# WHAT IS ASKED
Return a copy of every line in the records that includes the word "Gewinn".

BEGIN

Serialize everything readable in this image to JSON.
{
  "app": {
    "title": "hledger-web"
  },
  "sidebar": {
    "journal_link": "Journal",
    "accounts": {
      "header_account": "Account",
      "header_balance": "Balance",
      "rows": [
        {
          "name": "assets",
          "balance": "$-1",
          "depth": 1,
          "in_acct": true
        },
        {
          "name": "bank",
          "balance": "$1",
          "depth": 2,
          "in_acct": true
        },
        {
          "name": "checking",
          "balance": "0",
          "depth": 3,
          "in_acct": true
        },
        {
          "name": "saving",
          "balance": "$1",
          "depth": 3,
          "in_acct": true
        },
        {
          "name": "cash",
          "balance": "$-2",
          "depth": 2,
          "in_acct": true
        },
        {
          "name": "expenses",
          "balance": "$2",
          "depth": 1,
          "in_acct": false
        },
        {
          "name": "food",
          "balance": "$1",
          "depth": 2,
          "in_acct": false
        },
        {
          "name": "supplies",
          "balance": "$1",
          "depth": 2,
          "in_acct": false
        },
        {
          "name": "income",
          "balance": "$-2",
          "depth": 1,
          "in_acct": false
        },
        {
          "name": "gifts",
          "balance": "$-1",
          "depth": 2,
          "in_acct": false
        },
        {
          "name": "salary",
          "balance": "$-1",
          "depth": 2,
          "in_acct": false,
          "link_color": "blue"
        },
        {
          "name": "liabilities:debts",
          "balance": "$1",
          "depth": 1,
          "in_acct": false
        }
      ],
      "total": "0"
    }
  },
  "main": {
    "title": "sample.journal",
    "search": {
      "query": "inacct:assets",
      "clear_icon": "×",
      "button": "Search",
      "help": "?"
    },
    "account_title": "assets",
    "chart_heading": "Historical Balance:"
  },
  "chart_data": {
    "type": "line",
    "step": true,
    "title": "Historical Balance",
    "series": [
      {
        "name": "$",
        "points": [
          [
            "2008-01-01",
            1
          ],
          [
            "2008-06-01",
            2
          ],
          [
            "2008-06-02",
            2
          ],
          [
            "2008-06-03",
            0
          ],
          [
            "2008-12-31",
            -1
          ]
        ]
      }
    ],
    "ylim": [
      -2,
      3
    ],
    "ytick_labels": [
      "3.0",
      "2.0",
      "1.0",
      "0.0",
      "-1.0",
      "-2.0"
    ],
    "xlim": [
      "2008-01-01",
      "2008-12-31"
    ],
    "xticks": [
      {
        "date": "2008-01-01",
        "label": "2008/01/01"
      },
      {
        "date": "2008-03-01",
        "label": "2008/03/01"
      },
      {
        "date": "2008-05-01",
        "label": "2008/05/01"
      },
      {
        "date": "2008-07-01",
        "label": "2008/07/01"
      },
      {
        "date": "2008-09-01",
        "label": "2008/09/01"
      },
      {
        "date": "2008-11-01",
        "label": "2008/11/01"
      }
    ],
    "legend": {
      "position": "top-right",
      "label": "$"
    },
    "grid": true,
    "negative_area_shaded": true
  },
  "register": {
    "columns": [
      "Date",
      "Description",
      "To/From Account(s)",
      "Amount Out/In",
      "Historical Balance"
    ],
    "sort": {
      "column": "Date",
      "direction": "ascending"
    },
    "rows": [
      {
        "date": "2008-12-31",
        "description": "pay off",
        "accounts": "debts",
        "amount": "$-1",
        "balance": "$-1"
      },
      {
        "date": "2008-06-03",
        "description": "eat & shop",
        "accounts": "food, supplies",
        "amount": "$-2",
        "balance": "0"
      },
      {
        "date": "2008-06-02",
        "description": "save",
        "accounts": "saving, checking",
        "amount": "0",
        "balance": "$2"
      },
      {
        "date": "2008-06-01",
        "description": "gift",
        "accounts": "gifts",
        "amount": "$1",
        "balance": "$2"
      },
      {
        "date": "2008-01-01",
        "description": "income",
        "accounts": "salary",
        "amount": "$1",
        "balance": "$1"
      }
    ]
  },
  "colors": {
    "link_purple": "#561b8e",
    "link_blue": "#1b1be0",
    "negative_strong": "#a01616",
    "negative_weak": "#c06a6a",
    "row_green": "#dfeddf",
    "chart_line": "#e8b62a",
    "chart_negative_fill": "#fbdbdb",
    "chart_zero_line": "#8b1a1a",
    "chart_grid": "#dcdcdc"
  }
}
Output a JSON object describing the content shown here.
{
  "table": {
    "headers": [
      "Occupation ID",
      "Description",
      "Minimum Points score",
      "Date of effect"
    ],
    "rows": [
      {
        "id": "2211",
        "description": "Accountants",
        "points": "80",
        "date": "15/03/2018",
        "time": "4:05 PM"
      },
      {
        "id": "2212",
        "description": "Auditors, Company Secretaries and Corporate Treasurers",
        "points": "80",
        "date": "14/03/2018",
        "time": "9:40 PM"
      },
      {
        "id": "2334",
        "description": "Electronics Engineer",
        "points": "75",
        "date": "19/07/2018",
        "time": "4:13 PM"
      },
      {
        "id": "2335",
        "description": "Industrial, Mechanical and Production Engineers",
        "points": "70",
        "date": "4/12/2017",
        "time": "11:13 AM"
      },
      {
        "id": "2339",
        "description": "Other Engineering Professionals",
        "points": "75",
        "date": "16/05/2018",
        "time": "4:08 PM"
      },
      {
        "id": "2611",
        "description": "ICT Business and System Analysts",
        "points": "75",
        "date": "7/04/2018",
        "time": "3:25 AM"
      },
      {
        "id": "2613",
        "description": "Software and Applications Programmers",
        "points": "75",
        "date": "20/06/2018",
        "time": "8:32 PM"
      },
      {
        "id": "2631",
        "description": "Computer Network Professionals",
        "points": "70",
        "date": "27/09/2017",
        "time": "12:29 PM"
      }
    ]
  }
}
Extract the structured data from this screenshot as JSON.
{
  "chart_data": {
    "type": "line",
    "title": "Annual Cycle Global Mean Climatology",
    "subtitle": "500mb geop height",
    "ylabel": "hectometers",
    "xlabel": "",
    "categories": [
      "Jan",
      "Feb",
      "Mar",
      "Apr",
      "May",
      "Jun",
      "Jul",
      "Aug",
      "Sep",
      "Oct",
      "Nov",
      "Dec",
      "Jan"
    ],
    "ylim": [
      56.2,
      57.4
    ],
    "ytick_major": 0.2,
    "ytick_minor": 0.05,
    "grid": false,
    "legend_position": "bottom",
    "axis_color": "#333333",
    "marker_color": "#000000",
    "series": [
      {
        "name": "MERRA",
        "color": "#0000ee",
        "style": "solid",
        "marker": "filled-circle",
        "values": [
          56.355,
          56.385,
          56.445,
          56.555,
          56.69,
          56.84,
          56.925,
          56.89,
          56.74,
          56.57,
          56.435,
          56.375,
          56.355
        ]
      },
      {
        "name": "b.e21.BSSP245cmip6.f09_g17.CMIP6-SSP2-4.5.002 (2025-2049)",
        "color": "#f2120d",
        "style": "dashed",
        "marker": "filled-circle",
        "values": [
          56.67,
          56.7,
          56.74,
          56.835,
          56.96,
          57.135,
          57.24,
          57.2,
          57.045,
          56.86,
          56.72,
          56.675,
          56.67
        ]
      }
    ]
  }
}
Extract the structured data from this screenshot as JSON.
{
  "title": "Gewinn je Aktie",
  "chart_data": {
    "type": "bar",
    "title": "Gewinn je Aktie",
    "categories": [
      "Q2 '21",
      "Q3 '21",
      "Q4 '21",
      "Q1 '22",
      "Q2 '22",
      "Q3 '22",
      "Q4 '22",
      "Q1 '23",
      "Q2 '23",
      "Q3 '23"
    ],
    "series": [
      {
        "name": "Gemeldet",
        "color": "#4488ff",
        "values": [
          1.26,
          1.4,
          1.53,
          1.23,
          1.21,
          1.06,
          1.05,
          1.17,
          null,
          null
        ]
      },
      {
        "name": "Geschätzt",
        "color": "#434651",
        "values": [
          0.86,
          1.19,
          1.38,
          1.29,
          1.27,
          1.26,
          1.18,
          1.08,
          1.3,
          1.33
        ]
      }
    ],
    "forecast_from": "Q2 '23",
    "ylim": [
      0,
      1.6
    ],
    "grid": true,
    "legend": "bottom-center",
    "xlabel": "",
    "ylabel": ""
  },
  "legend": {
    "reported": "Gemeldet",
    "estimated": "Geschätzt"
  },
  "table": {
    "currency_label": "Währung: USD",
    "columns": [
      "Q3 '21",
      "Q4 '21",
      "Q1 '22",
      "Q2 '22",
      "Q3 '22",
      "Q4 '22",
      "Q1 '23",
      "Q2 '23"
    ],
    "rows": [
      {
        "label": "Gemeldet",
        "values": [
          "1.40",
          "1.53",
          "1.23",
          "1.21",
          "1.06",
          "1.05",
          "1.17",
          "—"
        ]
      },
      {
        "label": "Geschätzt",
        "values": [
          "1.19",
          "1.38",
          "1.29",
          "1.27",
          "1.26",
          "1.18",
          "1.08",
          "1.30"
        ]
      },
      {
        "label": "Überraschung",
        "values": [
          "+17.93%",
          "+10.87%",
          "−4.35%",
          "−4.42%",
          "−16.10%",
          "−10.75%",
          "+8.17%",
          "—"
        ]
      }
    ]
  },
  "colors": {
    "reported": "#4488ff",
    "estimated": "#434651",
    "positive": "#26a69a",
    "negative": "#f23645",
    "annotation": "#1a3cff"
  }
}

END

# FULL SOLUTION
  "title": "Gewinn je Aktie",
    "title": "Gewinn je Aktie",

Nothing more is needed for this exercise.